Lines of data:
┌──
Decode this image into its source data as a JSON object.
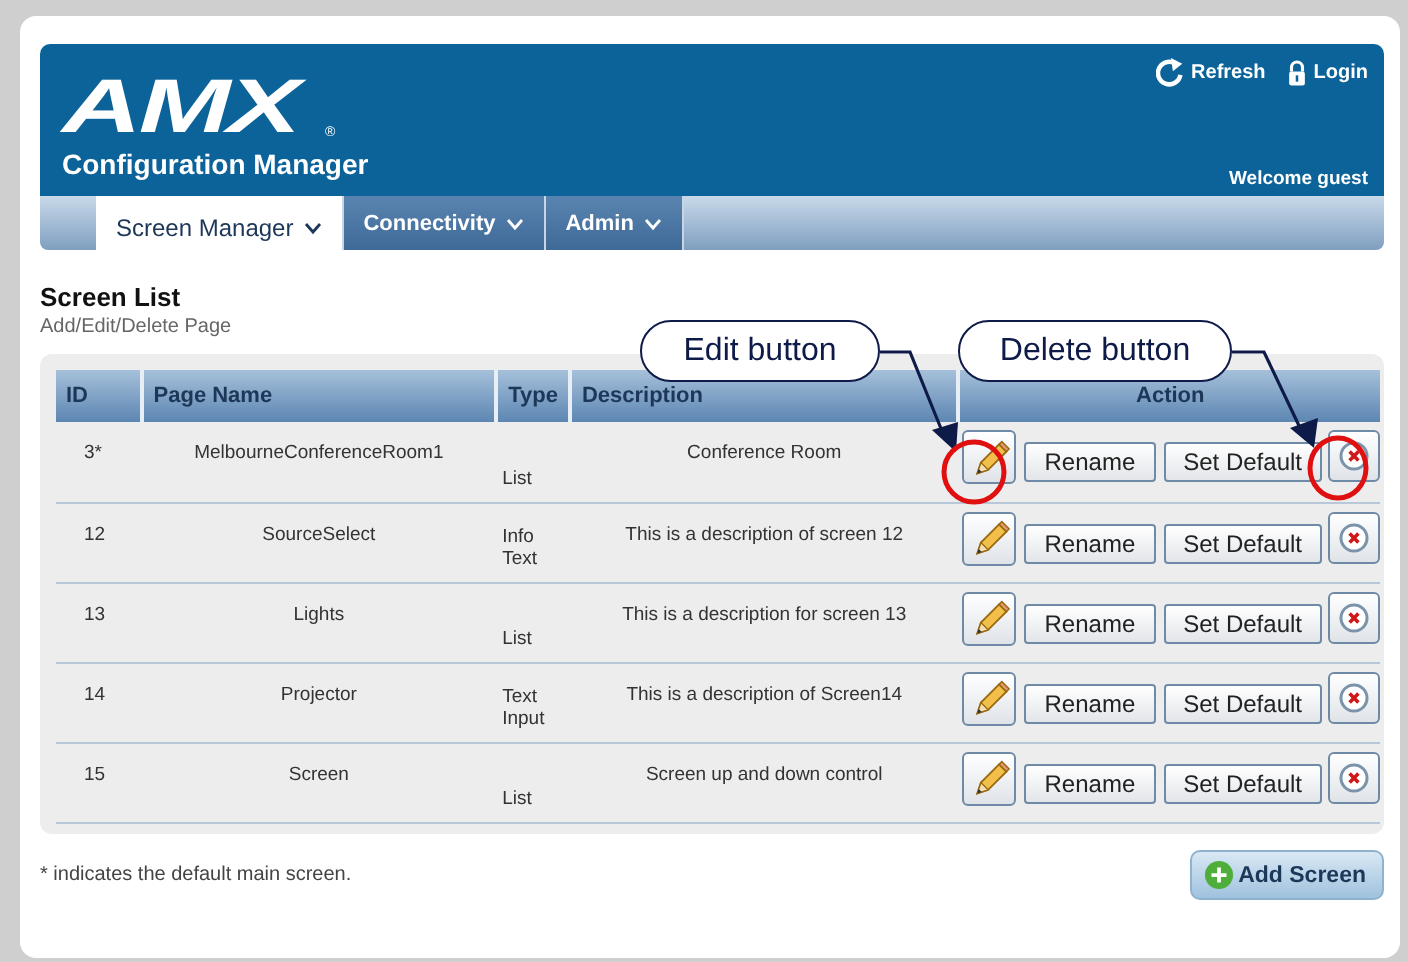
{
  "header": {
    "logo": "AMX",
    "logo_mark": "®",
    "app_title": "Configuration Manager",
    "links": [
      {
        "kind": "refresh",
        "label": "Refresh"
      },
      {
        "kind": "login",
        "label": "Login"
      }
    ],
    "welcome": "Welcome guest"
  },
  "nav_tabs": [
    {
      "label": "Screen Manager",
      "selected": true
    },
    {
      "label": "Connectivity",
      "selected": false
    },
    {
      "label": "Admin",
      "selected": false
    }
  ],
  "page": {
    "title": "Screen List",
    "subtitle": "Add/Edit/Delete Page"
  },
  "table": {
    "columns": [
      "ID",
      "Page Name",
      "Type",
      "Description",
      "Action"
    ],
    "rows": [
      {
        "id": "3*",
        "page_name": "MelbourneConferenceRoom1",
        "type": "List",
        "description": "Conference Room",
        "buttons": [
          "Rename",
          "Set Default"
        ]
      },
      {
        "id": "12",
        "page_name": "SourceSelect",
        "type": "Info Text",
        "description": "This is a description of screen 12",
        "buttons": [
          "Rename",
          "Set Default"
        ]
      },
      {
        "id": "13",
        "page_name": "Lights",
        "type": "List",
        "description": "This is a description for screen 13",
        "buttons": [
          "Rename",
          "Set Default"
        ]
      },
      {
        "id": "14",
        "page_name": "Projector",
        "type": "Text Input",
        "description": "This is a description of Screen14",
        "buttons": [
          "Rename",
          "Set Default"
        ]
      },
      {
        "id": "15",
        "page_name": "Screen",
        "type": "List",
        "description": "Screen up and down control",
        "buttons": [
          "Rename",
          "Set Default"
        ]
      }
    ]
  },
  "footnote": "* indicates the default main screen.",
  "add_button": "Add Screen",
  "callouts": [
    {
      "kind": "edit",
      "label": "Edit button"
    },
    {
      "kind": "delete",
      "label": "Delete button"
    }
  ]
}
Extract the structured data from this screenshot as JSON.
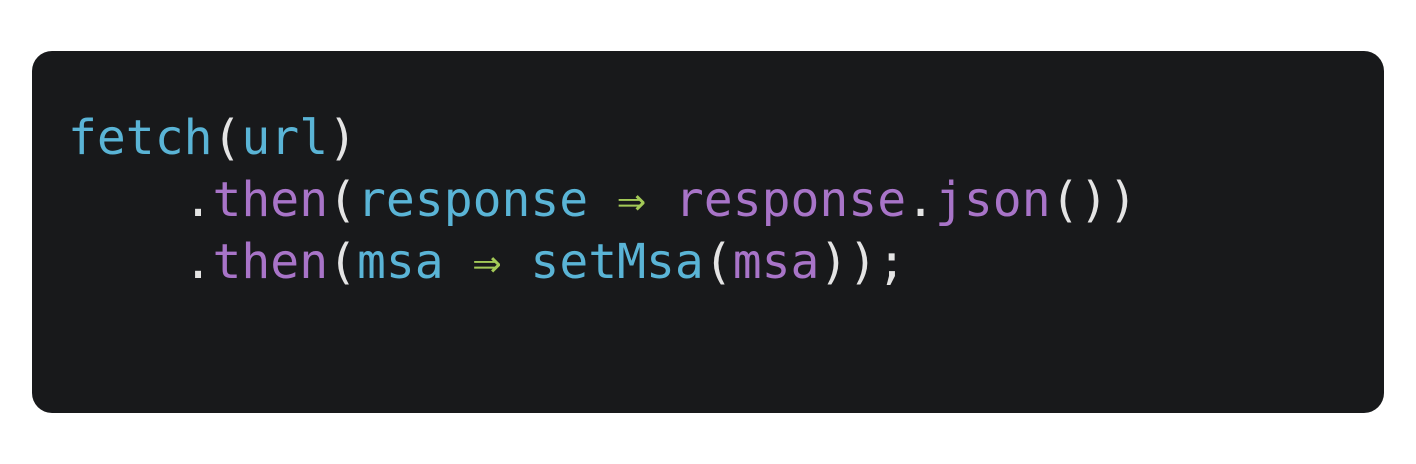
{
  "colors": {
    "background": "#ffffff",
    "panel": "#18191b",
    "function": "#5ab4d6",
    "method": "#a874c8",
    "arrow": "#a3c957",
    "punctuation": "#e4e4e4"
  },
  "code": {
    "lines": [
      {
        "indent": "",
        "tokens": [
          {
            "text": "fetch",
            "kind": "fn"
          },
          {
            "text": "(",
            "kind": "punct"
          },
          {
            "text": "url",
            "kind": "param"
          },
          {
            "text": ")",
            "kind": "punct"
          }
        ]
      },
      {
        "indent": "    ",
        "tokens": [
          {
            "text": ".",
            "kind": "punct"
          },
          {
            "text": "then",
            "kind": "method"
          },
          {
            "text": "(",
            "kind": "punct"
          },
          {
            "text": "response",
            "kind": "param"
          },
          {
            "text": " ",
            "kind": "plain"
          },
          {
            "text": "⇒",
            "kind": "arrow"
          },
          {
            "text": " ",
            "kind": "plain"
          },
          {
            "text": "response",
            "kind": "var"
          },
          {
            "text": ".",
            "kind": "punct"
          },
          {
            "text": "json",
            "kind": "method"
          },
          {
            "text": "())",
            "kind": "punct"
          }
        ]
      },
      {
        "indent": "    ",
        "tokens": [
          {
            "text": ".",
            "kind": "punct"
          },
          {
            "text": "then",
            "kind": "method"
          },
          {
            "text": "(",
            "kind": "punct"
          },
          {
            "text": "msa",
            "kind": "param"
          },
          {
            "text": " ",
            "kind": "plain"
          },
          {
            "text": "⇒",
            "kind": "arrow"
          },
          {
            "text": " ",
            "kind": "plain"
          },
          {
            "text": "setMsa",
            "kind": "fn"
          },
          {
            "text": "(",
            "kind": "punct"
          },
          {
            "text": "msa",
            "kind": "var"
          },
          {
            "text": "));",
            "kind": "punct"
          }
        ]
      }
    ]
  }
}
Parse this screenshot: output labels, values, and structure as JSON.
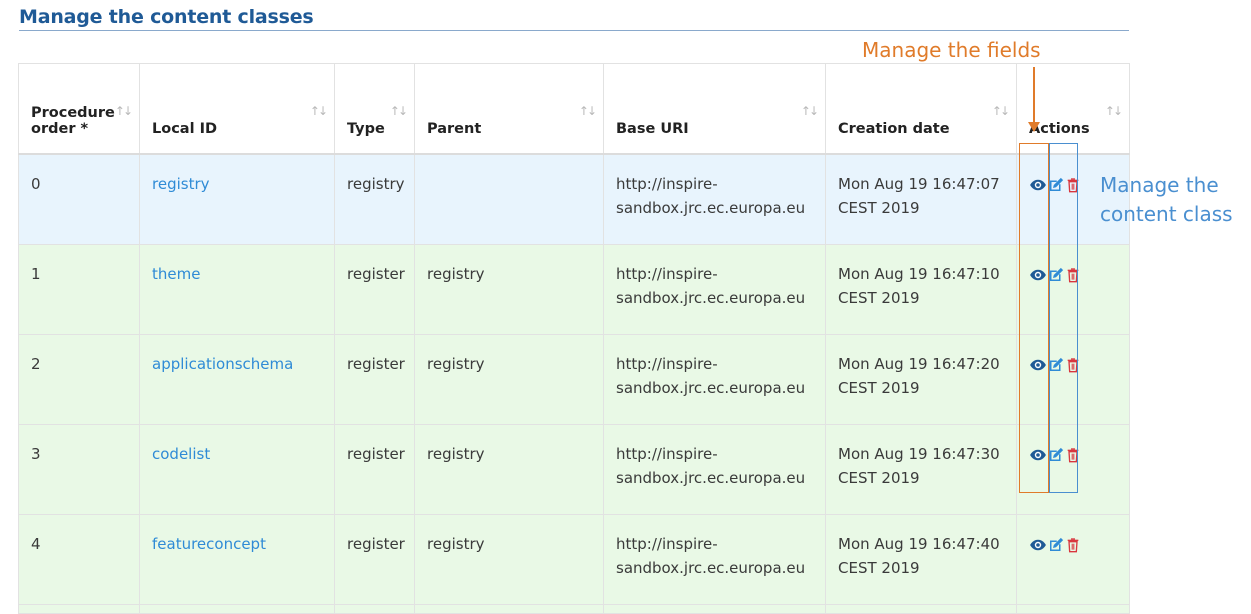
{
  "page": {
    "title": "Manage the content classes"
  },
  "table": {
    "headers": {
      "procedure_order": "Procedure order *",
      "local_id": "Local ID",
      "type": "Type",
      "parent": "Parent",
      "base_uri": "Base URI",
      "creation_date": "Creation date",
      "actions": "Actions"
    },
    "rows": [
      {
        "order": "0",
        "local_id": "registry",
        "type": "registry",
        "parent": "",
        "base_uri": "http://inspire-sandbox.jrc.ec.europa.eu",
        "creation_date": "Mon Aug 19 16:47:07 CEST 2019"
      },
      {
        "order": "1",
        "local_id": "theme",
        "type": "register",
        "parent": "registry",
        "base_uri": "http://inspire-sandbox.jrc.ec.europa.eu",
        "creation_date": "Mon Aug 19 16:47:10 CEST 2019"
      },
      {
        "order": "2",
        "local_id": "applicationschema",
        "type": "register",
        "parent": "registry",
        "base_uri": "http://inspire-sandbox.jrc.ec.europa.eu",
        "creation_date": "Mon Aug 19 16:47:20 CEST 2019"
      },
      {
        "order": "3",
        "local_id": "codelist",
        "type": "register",
        "parent": "registry",
        "base_uri": "http://inspire-sandbox.jrc.ec.europa.eu",
        "creation_date": "Mon Aug 19 16:47:30 CEST 2019"
      },
      {
        "order": "4",
        "local_id": "featureconcept",
        "type": "register",
        "parent": "registry",
        "base_uri": "http://inspire-sandbox.jrc.ec.europa.eu",
        "creation_date": "Mon Aug 19 16:47:40 CEST 2019"
      }
    ]
  },
  "annotations": {
    "manage_fields": "Manage the fields",
    "manage_content_class": "Manage the content class"
  },
  "colors": {
    "title": "#1f5a96",
    "link": "#2f8bd6",
    "row_selected": "#e8f4fd",
    "row": "#e9f9e6",
    "annotation_orange": "#e07b2a",
    "annotation_blue": "#4a8fd0",
    "delete": "#d9363e"
  },
  "icons": {
    "view": "eye-icon",
    "edit": "edit-icon",
    "delete": "trash-icon",
    "sort": "sort-icon"
  }
}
└──
• [The problem]
Pictures don't belong in the copy. Transcribe every record exactly as it appears.

• [Exercise solution]
Decode this image into its source data as a JSON object.
{
  "header": {
    "logo": "AMX",
    "logo_mark": "®",
    "app_title": "Configuration Manager",
    "links": [
      {
        "kind": "refresh",
        "label": "Refresh"
      },
      {
        "kind": "login",
        "label": "Login"
      }
    ],
    "welcome": "Welcome guest"
  },
  "nav_tabs": [
    {
      "label": "Screen Manager",
      "selected": true
    },
    {
      "label": "Connectivity",
      "selected": false
    },
    {
      "label": "Admin",
      "selected": false
    }
  ],
  "page": {
    "title": "Screen List",
    "subtitle": "Add/Edit/Delete Page"
  },
  "table": {
    "columns": [
      "ID",
      "Page Name",
      "Type",
      "Description",
      "Action"
    ],
    "rows": [
      {
        "id": "3*",
        "page_name": "MelbourneConferenceRoom1",
        "type": "List",
        "description": "Conference Room",
        "buttons": [
          "Rename",
          "Set Default"
        ]
      },
      {
        "id": "12",
        "page_name": "SourceSelect",
        "type": "Info Text",
        "description": "This is a description of screen 12",
        "buttons": [
          "Rename",
          "Set Default"
        ]
      },
      {
        "id": "13",
        "page_name": "Lights",
        "type": "List",
        "description": "This is a description for screen 13",
        "buttons": [
          "Rename",
          "Set Default"
        ]
      },
      {
        "id": "14",
        "page_name": "Projector",
        "type": "Text Input",
        "description": "This is a description of Screen14",
        "buttons": [
          "Rename",
          "Set Default"
        ]
      },
      {
        "id": "15",
        "page_name": "Screen",
        "type": "List",
        "description": "Screen up and down control",
        "buttons": [
          "Rename",
          "Set Default"
        ]
      }
    ]
  },
  "footnote": "* indicates the default main screen.",
  "add_button": "Add Screen",
  "callouts": [
    {
      "kind": "edit",
      "label": "Edit button"
    },
    {
      "kind": "delete",
      "label": "Delete button"
    }
  ]
}
Extract the structured data from this screenshot as JSON.
{
  "colors": {
    "background": "#ffffff",
    "panel": "#18191b",
    "function": "#5ab4d6",
    "method": "#a874c8",
    "arrow": "#a3c957",
    "punctuation": "#e4e4e4"
  },
  "code": {
    "lines": [
      {
        "indent": "",
        "tokens": [
          {
            "text": "fetch",
            "kind": "fn"
          },
          {
            "text": "(",
            "kind": "punct"
          },
          {
            "text": "url",
            "kind": "param"
          },
          {
            "text": ")",
            "kind": "punct"
          }
        ]
      },
      {
        "indent": "    ",
        "tokens": [
          {
            "text": ".",
            "kind": "punct"
          },
          {
            "text": "then",
            "kind": "method"
          },
          {
            "text": "(",
            "kind": "punct"
          },
          {
            "text": "response",
            "kind": "param"
          },
          {
            "text": " ",
            "kind": "plain"
          },
          {
            "text": "⇒",
            "kind": "arrow"
          },
          {
            "text": " ",
            "kind": "plain"
          },
          {
            "text": "response",
            "kind": "var"
          },
          {
            "text": ".",
            "kind": "punct"
          },
          {
            "text": "json",
            "kind": "method"
          },
          {
            "text": "())",
            "kind": "punct"
          }
        ]
      },
      {
        "indent": "    ",
        "tokens": [
          {
            "text": ".",
            "kind": "punct"
          },
          {
            "text": "then",
            "kind": "method"
          },
          {
            "text": "(",
            "kind": "punct"
          },
          {
            "text": "msa",
            "kind": "param"
          },
          {
            "text": " ",
            "kind": "plain"
          },
          {
            "text": "⇒",
            "kind": "arrow"
          },
          {
            "text": " ",
            "kind": "plain"
          },
          {
            "text": "setMsa",
            "kind": "fn"
          },
          {
            "text": "(",
            "kind": "punct"
          },
          {
            "text": "msa",
            "kind": "var"
          },
          {
            "text": "));",
            "kind": "punct"
          }
        ]
      }
    ]
  }
}
Parse this screenshot: output labels, values, and structure as JSON.
{
  "page": {
    "title": "Manage the content classes"
  },
  "table": {
    "headers": {
      "procedure_order": "Procedure order *",
      "local_id": "Local ID",
      "type": "Type",
      "parent": "Parent",
      "base_uri": "Base URI",
      "creation_date": "Creation date",
      "actions": "Actions"
    },
    "rows": [
      {
        "order": "0",
        "local_id": "registry",
        "type": "registry",
        "parent": "",
        "base_uri": "http://inspire-sandbox.jrc.ec.europa.eu",
        "creation_date": "Mon Aug 19 16:47:07 CEST 2019"
      },
      {
        "order": "1",
        "local_id": "theme",
        "type": "register",
        "parent": "registry",
        "base_uri": "http://inspire-sandbox.jrc.ec.europa.eu",
        "creation_date": "Mon Aug 19 16:47:10 CEST 2019"
      },
      {
        "order": "2",
        "local_id": "applicationschema",
        "type": "register",
        "parent": "registry",
        "base_uri": "http://inspire-sandbox.jrc.ec.europa.eu",
        "creation_date": "Mon Aug 19 16:47:20 CEST 2019"
      },
      {
        "order": "3",
        "local_id": "codelist",
        "type": "register",
        "parent": "registry",
        "base_uri": "http://inspire-sandbox.jrc.ec.europa.eu",
        "creation_date": "Mon Aug 19 16:47:30 CEST 2019"
      },
      {
        "order": "4",
        "local_id": "featureconcept",
        "type": "register",
        "parent": "registry",
        "base_uri": "http://inspire-sandbox.jrc.ec.europa.eu",
        "creation_date": "Mon Aug 19 16:47:40 CEST 2019"
      }
    ]
  },
  "annotations": {
    "manage_fields": "Manage the fields",
    "manage_content_class": "Manage the content class"
  },
  "colors": {
    "title": "#1f5a96",
    "link": "#2f8bd6",
    "row_selected": "#e8f4fd",
    "row": "#e9f9e6",
    "annotation_orange": "#e07b2a",
    "annotation_blue": "#4a8fd0",
    "delete": "#d9363e"
  },
  "icons": {
    "view": "eye-icon",
    "edit": "edit-icon",
    "delete": "trash-icon",
    "sort": "sort-icon"
  }
}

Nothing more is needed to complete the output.